## WHAT YOU ARE ASKED TO DO
Find the string "Type" in the listing and report every line that has it.
Start of DATA EXCERPTS
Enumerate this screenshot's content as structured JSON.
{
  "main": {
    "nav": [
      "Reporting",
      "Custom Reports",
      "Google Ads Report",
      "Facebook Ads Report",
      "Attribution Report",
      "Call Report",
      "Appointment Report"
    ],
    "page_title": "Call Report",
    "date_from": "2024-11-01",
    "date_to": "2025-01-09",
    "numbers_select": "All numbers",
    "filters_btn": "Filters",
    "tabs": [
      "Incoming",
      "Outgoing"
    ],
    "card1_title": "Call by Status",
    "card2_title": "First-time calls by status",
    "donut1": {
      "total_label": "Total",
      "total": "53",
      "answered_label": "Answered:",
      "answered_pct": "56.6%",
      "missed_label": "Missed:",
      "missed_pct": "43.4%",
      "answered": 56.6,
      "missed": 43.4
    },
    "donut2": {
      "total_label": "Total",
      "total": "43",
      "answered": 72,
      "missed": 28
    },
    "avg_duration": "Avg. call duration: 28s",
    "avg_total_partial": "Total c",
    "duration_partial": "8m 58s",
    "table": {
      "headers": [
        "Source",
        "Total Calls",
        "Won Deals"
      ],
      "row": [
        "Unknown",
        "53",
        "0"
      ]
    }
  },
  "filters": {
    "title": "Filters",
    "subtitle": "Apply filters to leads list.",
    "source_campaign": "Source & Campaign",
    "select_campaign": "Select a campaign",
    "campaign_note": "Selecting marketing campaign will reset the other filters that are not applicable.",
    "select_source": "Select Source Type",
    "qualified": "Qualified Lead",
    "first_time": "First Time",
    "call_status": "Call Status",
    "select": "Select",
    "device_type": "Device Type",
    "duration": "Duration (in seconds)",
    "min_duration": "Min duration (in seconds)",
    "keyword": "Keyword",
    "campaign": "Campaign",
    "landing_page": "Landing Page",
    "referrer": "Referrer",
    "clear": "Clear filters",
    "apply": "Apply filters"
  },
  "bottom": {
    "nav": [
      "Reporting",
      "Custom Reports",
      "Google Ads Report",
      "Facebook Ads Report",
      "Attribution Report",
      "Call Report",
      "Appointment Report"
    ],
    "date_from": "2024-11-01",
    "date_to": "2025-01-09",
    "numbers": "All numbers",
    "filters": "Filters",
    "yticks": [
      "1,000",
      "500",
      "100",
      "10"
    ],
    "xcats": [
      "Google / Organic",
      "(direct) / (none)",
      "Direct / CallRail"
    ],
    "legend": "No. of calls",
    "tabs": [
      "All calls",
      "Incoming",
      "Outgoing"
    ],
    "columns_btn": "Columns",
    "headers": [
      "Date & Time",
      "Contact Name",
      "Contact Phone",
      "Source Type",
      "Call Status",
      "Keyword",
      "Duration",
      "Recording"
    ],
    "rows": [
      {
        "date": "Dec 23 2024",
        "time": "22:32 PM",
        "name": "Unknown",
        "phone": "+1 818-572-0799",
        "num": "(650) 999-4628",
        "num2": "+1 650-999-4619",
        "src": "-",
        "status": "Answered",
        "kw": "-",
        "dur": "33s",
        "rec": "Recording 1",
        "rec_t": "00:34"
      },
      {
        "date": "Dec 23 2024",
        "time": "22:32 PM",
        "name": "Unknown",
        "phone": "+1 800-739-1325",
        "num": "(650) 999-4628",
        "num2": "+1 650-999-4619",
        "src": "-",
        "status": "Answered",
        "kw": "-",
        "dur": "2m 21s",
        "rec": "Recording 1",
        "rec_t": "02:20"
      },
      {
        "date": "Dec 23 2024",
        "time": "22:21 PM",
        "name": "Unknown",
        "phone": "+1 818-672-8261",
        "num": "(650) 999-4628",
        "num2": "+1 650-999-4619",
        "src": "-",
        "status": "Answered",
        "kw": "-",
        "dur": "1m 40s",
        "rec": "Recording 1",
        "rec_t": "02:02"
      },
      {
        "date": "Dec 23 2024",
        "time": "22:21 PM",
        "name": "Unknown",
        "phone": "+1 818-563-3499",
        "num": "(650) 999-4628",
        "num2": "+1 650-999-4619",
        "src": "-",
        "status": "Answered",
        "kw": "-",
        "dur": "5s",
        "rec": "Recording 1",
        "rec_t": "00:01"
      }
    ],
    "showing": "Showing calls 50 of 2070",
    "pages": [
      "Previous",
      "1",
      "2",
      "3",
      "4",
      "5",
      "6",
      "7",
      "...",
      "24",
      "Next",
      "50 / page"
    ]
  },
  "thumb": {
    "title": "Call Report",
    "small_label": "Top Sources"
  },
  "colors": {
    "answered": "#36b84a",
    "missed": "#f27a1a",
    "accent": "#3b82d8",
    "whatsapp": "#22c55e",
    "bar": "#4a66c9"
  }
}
End of DATA EXCERPTS
## RESPONSE FOR THIS EXERCISE
    "select_source": "Select Source Type",
    "device_type": "Device Type",
      "Source Type",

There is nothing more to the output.